§ **Objetivo 1**:
Responda a estas perguntas sobre o texto acerca do CETA e da prospeção de petróleo:
(a) Quantas pessoas tiveram a opinião e as preocupações ignoradas na consulta pública da DRGM sobre o furo em Aljezur?
(b) Que decreto-lei regula a prospeção e exploração de combustíveis fósseis em Portugal?
(c) Que temas tratam os capítulos 22, 23 e 24 do CETA?
§ **Objetivo 2**:
Prossiga o texto sobre o CETA e a prospeção de petróleo em Portugal a partir da última frase apresentada.

Todo este legalês quer apenas dizer uma coisa, como outros já antes realçaram: se o Estado está preocupado em, por exemplo, gerar electricidade, não deverá discriminar a favor de uma tecnologia e contra outra, apenas porque esta seja mais poluente ou emita mais CO2. Ou melhor: pode fazê-lo, mas depois também vai ter de defender essa decisão em “tribunal”, um pseudo-tribunal constituído por advogados escolhidos a dedo por corporações com recursos quase ilimitados.
Portugal livre de petróleo? Se calhar já não…
Muito se tem escrito nos últimos meses sobre a prospeção de gás e petróleo em Portugal, desde o cancelamento pelo Governo dos 2 contratos da PortFuel, até à consulta pública da DRGM sobre o furo em Aljezur, que ignorou a opinião e as preocupações legítimas de mais de 42 mil pessoas. Mas o que se pode dizer é que a ratificação do CETA dificilmente poderia ser pior notícia para a luta contra a extração de hidrocarbonetos e por uma sociedade mais justa e sustentável.
No artigo 8.10.4 do CETA podemos ler sobre aquilo que as empresas consideram um tratamento justo e legítimas expectativas. Assim, o tribunal chamado para julgar o caso (sim, ainda o tal dos ISDS e ICS) deverá ter em conta “se uma Parte fez uma representação específica a um investidor para induzir um investimento coberto, que criou uma expectativa legítima, e em que o investidor confiou na decisão de fazer ou manter o investimento coberto, mas que a Parte tenha posteriormente defraudado.” O que é que isto quer dizer? Se a legislação de um país (Parte) é caduca e completamente desadequada aos tempos actuais, como sucede com o nosso Decreto-lei 109/94, que regula a prospeção e exploração de combustíveis fósseis, isto cria “expectativas legítimas” nas empresas (investidor) de fazer lucros formidáveis, que não devem depois ser frustradas. Mesmo que a saúde das populações, da economia local ou do próprio planeta estejam em jogo.
Para sermos justos, é verdade que o CETA também inclui alguma linguagem vaga e anódina sobre desenvolvimento sustentável (capítulo 22), direitos laborais (23) e comércio e ambiente (24). Mas creio que já todos sabemos que quando chega a hora da verdade o factor “comércio” vai prevalecer sobre tudo o resto. Felizmente só temos que preocupar-nos com as tais multinacionais canadianas “boazinhas”… Ou será que não?

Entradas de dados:
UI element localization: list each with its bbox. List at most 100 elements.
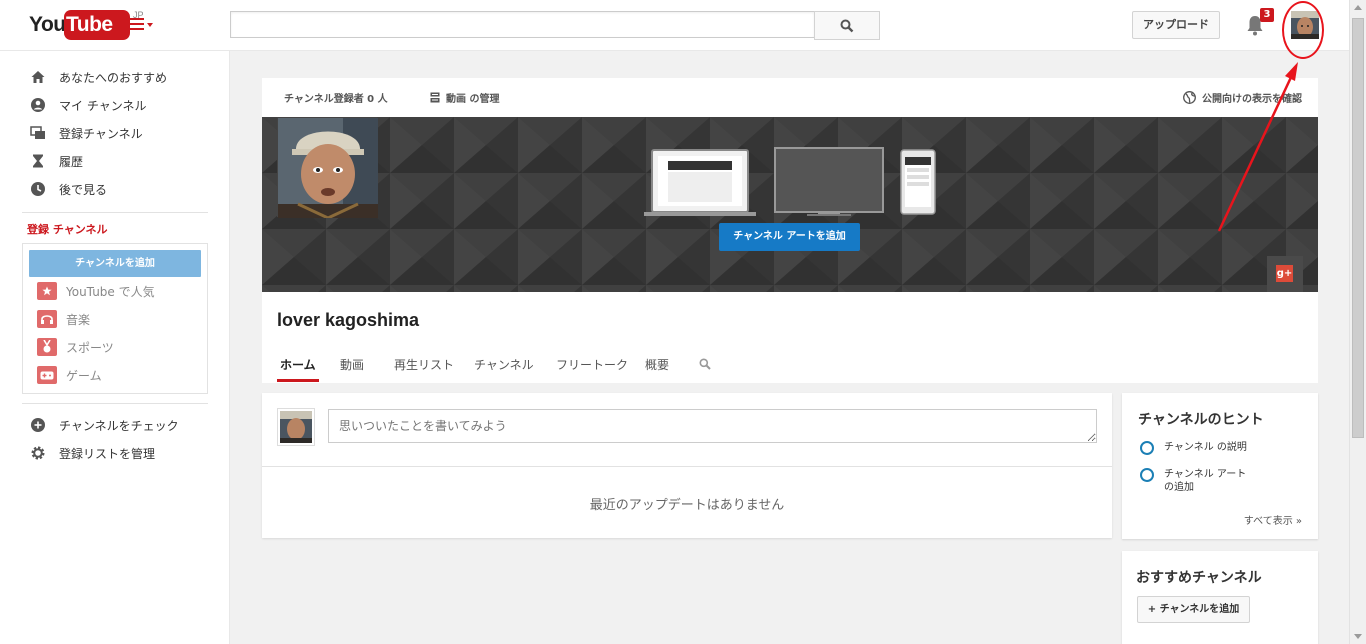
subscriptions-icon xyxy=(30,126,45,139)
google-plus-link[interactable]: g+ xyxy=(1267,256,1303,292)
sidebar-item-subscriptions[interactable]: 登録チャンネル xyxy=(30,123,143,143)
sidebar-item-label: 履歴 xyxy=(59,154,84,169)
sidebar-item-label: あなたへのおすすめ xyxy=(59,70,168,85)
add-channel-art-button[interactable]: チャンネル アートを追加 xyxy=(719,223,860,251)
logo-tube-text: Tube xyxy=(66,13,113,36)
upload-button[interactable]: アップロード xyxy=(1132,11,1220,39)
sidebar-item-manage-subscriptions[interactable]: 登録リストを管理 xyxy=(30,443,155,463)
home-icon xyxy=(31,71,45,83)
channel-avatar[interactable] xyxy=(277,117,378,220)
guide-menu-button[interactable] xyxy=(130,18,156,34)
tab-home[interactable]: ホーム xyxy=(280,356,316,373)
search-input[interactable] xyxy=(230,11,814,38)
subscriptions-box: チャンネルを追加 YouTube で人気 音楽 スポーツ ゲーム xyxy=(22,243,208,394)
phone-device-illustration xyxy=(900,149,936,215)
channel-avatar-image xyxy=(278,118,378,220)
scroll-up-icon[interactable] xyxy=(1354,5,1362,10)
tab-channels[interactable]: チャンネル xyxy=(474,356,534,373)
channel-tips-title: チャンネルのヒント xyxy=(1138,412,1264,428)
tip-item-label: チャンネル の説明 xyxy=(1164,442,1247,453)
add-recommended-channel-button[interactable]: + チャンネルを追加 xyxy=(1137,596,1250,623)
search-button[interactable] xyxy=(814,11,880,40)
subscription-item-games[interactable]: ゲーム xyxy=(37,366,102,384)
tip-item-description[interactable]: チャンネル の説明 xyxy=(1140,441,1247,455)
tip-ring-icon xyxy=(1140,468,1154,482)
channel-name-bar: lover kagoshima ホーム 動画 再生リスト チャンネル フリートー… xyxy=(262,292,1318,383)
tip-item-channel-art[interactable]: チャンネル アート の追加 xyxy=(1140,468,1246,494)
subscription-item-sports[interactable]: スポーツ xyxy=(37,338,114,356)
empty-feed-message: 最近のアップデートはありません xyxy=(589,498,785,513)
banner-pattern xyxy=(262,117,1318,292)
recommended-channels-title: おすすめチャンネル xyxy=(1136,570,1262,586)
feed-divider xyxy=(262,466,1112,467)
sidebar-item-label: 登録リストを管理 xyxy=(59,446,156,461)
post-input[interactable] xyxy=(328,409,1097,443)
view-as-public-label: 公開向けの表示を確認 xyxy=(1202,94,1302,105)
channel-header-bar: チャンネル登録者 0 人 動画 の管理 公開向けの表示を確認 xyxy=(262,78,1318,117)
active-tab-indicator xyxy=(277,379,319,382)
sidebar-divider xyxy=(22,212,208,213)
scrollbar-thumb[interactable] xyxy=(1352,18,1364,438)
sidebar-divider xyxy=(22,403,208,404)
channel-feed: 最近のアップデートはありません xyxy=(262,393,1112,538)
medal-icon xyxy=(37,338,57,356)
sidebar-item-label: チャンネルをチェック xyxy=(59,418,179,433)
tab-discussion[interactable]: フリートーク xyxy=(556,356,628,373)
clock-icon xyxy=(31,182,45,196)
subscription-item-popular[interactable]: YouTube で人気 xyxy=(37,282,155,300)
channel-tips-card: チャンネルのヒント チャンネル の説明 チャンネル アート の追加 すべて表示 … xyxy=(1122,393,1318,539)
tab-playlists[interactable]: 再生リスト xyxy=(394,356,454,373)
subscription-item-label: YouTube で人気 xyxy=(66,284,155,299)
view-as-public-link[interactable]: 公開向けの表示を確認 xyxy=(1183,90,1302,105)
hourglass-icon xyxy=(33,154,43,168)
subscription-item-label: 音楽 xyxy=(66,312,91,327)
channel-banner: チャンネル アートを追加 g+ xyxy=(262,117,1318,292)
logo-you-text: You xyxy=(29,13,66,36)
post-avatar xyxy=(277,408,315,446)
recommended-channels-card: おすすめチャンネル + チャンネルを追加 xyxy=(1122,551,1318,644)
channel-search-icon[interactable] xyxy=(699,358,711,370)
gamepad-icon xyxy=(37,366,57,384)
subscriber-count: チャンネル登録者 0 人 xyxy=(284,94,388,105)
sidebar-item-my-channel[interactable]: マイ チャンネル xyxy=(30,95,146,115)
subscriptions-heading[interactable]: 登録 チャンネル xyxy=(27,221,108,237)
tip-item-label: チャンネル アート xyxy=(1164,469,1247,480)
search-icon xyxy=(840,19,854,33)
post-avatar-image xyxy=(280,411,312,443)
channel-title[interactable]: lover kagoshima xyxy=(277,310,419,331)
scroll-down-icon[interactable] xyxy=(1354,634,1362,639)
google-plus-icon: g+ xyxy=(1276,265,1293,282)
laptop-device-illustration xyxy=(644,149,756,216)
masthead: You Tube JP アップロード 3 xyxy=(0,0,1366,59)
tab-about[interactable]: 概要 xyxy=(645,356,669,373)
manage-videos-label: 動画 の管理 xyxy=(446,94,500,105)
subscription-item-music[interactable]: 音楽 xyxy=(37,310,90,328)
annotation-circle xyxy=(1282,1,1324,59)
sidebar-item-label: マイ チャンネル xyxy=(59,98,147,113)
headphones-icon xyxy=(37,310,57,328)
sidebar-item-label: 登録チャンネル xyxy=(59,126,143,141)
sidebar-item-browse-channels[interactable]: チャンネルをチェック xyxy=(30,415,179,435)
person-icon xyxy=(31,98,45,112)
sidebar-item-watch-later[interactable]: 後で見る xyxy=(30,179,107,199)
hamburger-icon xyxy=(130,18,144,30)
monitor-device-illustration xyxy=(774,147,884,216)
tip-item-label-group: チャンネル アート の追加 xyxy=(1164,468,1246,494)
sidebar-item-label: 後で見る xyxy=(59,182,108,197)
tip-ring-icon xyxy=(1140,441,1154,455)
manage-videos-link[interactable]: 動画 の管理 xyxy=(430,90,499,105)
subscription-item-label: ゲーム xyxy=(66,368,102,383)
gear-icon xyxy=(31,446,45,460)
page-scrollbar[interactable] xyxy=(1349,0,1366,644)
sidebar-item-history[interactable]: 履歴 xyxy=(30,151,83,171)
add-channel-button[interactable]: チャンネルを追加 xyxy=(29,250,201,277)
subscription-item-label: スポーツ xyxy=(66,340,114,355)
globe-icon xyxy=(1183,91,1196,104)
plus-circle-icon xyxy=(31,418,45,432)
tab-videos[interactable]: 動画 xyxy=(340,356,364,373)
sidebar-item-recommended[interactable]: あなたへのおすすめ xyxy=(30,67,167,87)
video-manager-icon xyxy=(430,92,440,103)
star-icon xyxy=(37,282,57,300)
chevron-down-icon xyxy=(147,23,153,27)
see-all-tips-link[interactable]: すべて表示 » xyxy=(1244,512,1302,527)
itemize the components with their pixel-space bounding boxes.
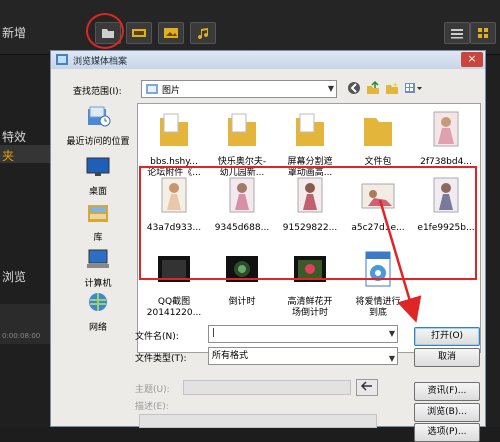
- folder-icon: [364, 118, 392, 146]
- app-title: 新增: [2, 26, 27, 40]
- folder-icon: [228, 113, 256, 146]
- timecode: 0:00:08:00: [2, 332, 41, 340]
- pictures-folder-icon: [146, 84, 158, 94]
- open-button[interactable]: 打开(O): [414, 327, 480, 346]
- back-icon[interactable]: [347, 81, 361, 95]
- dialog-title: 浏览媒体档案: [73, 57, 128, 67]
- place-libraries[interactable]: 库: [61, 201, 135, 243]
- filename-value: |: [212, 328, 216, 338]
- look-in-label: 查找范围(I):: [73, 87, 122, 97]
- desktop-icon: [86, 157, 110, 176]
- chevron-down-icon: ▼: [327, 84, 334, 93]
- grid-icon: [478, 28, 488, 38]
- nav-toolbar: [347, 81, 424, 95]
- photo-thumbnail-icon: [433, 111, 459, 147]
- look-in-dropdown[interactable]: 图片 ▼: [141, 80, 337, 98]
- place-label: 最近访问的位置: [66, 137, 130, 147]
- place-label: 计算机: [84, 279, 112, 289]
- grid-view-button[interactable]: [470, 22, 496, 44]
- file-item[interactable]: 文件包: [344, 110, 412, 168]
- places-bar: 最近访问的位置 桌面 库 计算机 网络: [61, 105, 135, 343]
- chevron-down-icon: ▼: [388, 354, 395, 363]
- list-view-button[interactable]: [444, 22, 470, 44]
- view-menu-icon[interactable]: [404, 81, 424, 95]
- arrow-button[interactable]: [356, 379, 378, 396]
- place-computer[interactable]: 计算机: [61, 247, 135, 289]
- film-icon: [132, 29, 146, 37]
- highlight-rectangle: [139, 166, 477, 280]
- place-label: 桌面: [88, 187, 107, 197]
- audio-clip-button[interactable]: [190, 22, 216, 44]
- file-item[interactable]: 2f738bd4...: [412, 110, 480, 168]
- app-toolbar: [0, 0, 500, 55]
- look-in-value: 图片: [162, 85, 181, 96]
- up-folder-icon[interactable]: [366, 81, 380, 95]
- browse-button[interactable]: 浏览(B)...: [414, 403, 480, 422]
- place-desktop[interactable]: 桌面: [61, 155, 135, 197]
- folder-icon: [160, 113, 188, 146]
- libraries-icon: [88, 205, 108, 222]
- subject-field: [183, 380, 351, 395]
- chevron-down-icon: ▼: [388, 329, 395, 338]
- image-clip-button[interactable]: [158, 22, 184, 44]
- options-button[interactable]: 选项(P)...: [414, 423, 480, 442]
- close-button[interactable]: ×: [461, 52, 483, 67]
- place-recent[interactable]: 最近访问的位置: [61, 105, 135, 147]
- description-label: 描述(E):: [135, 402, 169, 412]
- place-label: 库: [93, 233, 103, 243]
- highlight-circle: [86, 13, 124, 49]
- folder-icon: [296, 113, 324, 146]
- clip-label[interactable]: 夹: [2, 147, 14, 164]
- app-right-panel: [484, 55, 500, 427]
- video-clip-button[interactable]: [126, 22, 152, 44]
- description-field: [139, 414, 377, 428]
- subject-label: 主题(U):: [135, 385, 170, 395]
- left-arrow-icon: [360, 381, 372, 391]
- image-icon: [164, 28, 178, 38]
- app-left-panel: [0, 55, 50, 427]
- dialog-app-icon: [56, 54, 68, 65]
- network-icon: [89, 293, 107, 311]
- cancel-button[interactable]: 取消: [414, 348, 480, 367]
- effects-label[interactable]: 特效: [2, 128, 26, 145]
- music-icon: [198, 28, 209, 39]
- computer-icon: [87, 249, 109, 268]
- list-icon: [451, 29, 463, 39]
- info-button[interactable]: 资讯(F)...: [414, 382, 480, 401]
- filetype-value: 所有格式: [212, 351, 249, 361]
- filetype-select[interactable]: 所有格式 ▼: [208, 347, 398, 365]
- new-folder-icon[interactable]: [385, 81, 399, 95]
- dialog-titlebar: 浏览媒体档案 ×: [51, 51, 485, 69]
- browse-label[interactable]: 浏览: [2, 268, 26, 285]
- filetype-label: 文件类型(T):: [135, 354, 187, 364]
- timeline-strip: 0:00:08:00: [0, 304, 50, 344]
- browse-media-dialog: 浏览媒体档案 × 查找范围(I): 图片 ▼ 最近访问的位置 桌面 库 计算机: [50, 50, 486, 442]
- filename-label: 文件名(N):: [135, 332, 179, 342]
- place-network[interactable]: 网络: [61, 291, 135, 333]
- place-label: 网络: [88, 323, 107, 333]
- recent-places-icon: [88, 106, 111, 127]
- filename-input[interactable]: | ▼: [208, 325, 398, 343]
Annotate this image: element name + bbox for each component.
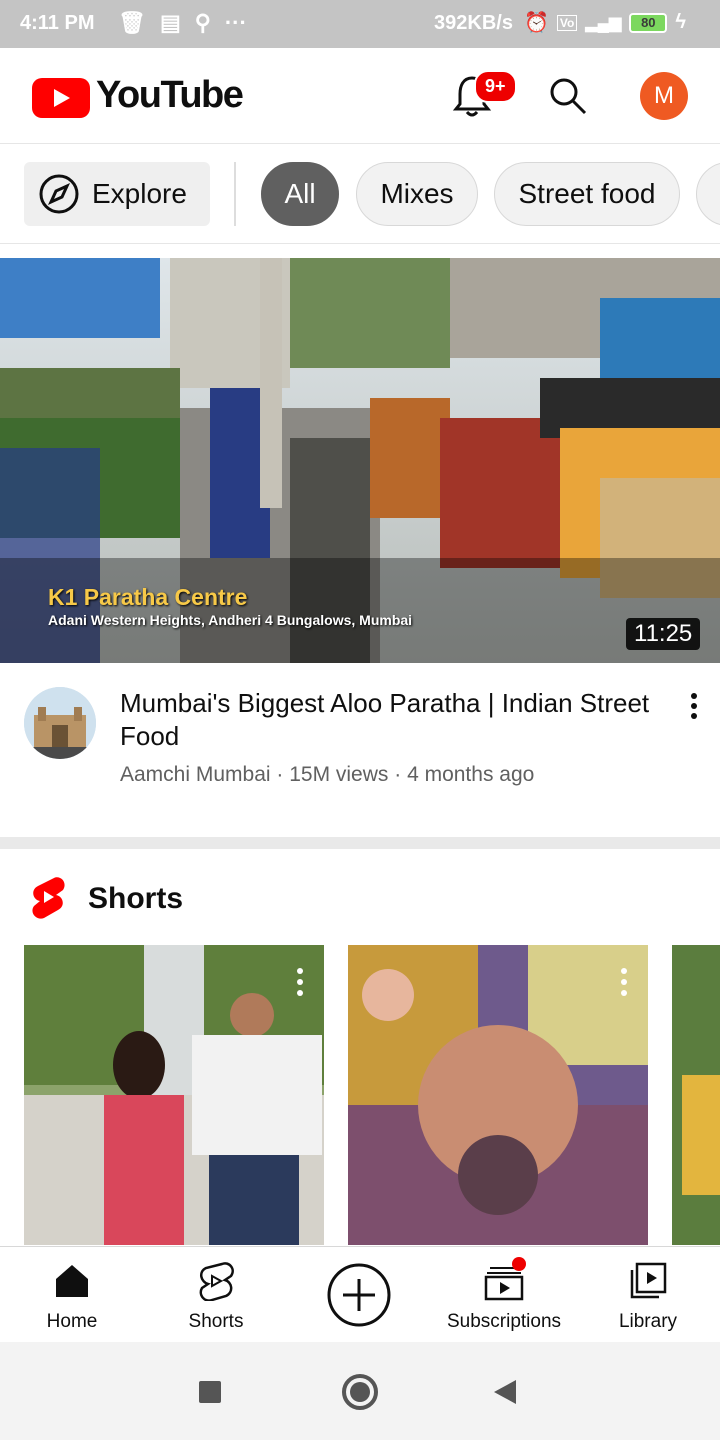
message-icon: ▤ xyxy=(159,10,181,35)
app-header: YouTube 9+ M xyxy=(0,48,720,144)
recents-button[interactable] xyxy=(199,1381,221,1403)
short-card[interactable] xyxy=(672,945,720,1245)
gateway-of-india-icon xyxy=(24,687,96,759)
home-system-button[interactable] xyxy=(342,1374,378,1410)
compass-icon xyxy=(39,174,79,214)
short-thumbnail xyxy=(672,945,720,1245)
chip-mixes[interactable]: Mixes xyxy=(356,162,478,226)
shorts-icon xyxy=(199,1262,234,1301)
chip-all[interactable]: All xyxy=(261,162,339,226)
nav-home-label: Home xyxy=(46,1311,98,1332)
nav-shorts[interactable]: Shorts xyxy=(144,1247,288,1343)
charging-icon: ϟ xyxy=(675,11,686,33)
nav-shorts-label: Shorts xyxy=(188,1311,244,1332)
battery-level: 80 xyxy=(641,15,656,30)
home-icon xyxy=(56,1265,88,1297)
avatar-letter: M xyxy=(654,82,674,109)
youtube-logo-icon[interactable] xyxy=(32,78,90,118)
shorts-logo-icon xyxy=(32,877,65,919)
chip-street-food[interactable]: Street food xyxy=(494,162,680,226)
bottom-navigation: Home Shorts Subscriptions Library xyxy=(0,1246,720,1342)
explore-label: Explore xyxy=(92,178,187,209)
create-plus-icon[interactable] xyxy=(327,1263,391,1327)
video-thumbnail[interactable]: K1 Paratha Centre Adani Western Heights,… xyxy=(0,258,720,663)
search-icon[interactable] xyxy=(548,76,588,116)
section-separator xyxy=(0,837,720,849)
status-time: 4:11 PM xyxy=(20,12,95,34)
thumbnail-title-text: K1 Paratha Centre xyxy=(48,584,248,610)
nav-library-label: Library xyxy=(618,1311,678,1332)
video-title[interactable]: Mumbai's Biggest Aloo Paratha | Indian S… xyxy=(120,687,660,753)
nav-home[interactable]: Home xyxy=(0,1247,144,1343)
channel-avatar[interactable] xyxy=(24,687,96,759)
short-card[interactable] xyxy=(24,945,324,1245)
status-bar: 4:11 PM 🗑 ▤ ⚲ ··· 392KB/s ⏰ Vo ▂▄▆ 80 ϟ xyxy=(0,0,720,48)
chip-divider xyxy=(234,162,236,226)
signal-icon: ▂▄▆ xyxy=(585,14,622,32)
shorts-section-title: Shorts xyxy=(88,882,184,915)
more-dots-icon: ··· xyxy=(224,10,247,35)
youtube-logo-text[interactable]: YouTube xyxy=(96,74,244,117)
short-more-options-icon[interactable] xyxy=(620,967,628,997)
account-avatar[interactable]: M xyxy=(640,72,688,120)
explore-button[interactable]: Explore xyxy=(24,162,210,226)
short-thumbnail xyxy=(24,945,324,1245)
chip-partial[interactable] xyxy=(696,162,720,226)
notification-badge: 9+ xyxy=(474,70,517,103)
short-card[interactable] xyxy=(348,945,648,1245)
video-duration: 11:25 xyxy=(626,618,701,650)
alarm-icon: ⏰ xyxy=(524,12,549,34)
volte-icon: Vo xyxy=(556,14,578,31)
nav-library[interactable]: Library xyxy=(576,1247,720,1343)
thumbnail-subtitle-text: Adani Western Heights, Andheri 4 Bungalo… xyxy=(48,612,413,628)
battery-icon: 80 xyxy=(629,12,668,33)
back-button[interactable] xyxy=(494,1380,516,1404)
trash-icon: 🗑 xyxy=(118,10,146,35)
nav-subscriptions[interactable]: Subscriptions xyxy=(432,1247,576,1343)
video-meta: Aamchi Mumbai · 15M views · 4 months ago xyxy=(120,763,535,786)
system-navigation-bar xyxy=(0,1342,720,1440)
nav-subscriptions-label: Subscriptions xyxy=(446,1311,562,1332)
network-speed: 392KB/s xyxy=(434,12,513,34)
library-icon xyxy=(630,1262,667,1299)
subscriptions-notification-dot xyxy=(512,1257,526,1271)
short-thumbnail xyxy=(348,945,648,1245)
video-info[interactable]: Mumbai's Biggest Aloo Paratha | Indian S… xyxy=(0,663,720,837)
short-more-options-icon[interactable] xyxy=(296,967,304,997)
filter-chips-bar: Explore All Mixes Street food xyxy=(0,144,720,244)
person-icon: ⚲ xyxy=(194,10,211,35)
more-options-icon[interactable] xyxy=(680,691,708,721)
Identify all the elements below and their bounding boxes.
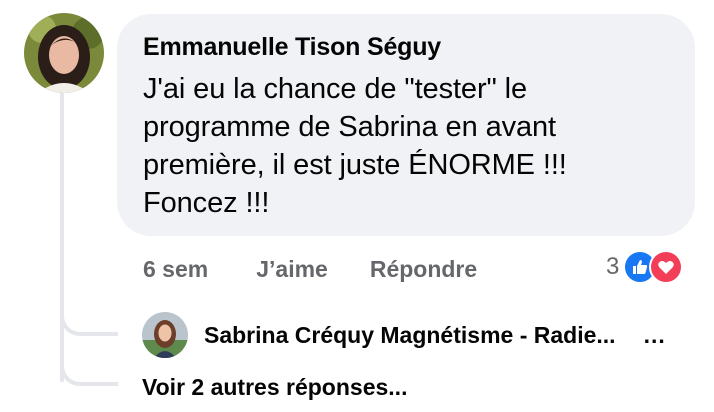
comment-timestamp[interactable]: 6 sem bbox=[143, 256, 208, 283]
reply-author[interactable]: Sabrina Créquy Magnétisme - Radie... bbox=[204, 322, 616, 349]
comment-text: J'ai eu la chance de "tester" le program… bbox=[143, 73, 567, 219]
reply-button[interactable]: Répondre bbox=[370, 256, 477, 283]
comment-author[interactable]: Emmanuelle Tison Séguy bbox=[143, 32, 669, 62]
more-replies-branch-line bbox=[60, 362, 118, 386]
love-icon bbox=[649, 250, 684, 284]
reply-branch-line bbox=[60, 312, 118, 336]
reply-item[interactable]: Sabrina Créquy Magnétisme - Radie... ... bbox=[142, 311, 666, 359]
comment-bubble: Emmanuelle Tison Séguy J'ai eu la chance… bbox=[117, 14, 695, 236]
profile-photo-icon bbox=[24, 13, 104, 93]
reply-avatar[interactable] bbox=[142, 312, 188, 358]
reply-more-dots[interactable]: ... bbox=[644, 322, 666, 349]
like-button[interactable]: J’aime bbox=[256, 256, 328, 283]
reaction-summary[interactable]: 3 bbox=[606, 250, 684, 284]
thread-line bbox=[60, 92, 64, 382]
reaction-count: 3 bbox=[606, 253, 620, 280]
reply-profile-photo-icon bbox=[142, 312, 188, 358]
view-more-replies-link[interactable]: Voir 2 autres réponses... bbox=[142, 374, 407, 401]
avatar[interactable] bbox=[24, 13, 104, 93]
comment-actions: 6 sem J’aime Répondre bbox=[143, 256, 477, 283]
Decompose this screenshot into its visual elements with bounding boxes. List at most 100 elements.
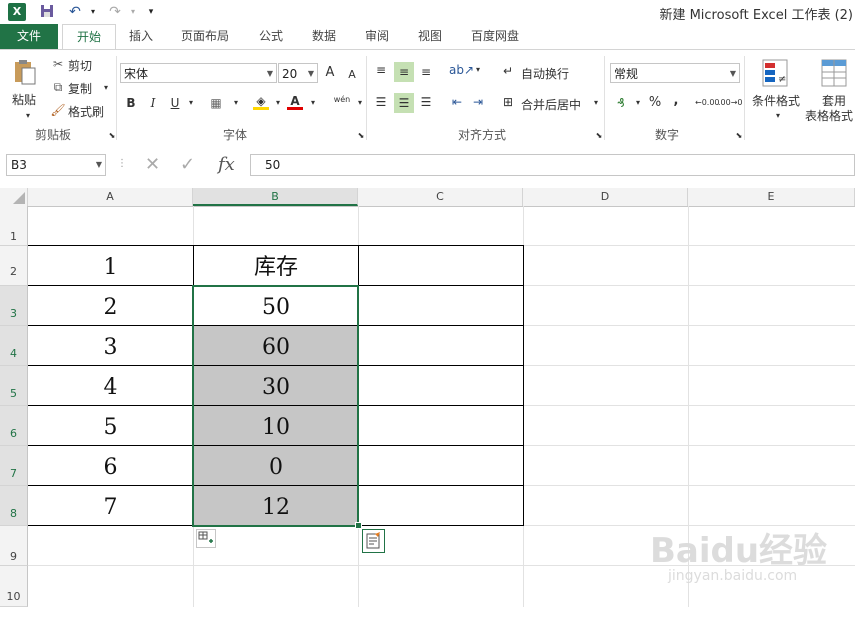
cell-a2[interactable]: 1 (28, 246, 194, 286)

§ **Resposta final 1**:
(a) Mais de 42 mil pessoas.
(b) O Decreto-lei 109/94.
(c) O capítulo 22 trata de desenvolvimento sustentável, o 23 de direitos laborais e o 24 de comércio e ambiente.

§ **Resposta final 2**:
O cavalo de Tróia das empresas norte-americanas
Pouca coisa pode ser dita com certeza acerca das posições políticas do novo presidente Trump, ou mesmo da sua estabilidade mental. Mas em relação ao comércio internacional a sua postura tem sido bastante menos inconsistente que noutras áreas. O novo presidente dos EUA em nenhuma ocasião se mostrou contra o comércio entre nações, apenas contra os termos em que este era feito que, segundo ele, não beneficiam suficientemente as corporações americanas (ou, para usar a sua linguagem: “a América e os trabalhadores americanos”). O seu repúdio recente do TPP, bem como a vontade de renegociar o NAFTA apenas vêm reforçar esta ideia.
Esta é afinal a abordagem típica de um homem de negócios, pensando no curto prazo e em assumir a posição de negociação mais forte possível. Ao
retirar o país de acordos multilaterais, como o TTIP ou o TPP, o seu plano parece ser o de negociar acordos bilaterais com cada um dos países envolvidos. Nesta situação, os EUA terão obviamente sempre a mão mais forte, enquanto maior potência económica a nível mundial. Mesmo que o parceiro de negócios se chame Japão, China ou Alemanha (isto, claro, assumindo sempre que o seu governo não tenha sido comprometido por alguma potência estrangeira…).
Neste novo contexto geo-político, o CETA pode agora funcionar para as grandes corporações americanas como o perfeito cavalo de Tróia. As empresas norte-americanas com subsidiárias canadianas (e que são a grande maioria das maiores corporações) podem à partida fazer uso do CETA tal como qualquer companhia canadiana ou europeia. Sendo assim, estas passam a beneficiar de um acesso quase ilimitado ao mercado europeu (com mais de 500 milhões de consumidores, e com o nível de vida mais alto de todo o planeta), e sem que a que a nova admistração norte-americana tenha que perder tempo com negociações morosas e aborrecidas (ficando assim com mais tempo para assistir ao canal “noticioso” da Fox). Ou seja, todos os benefícios sem o potencial prejuízo da administração Trump parecer “fraca” a negociar com a Europa. E aqui, todo o crédito deve ser dado em Portugal à Plataforma Não ao Tratado Transatlântico que já de alguns anos a esta parte tem vindo a dizer aquilo que deveria ter sido óbvio para todos nós – que o CETA é afinal ainda mais perigoso do que o TTIP!
E o futuro da democracia europeia?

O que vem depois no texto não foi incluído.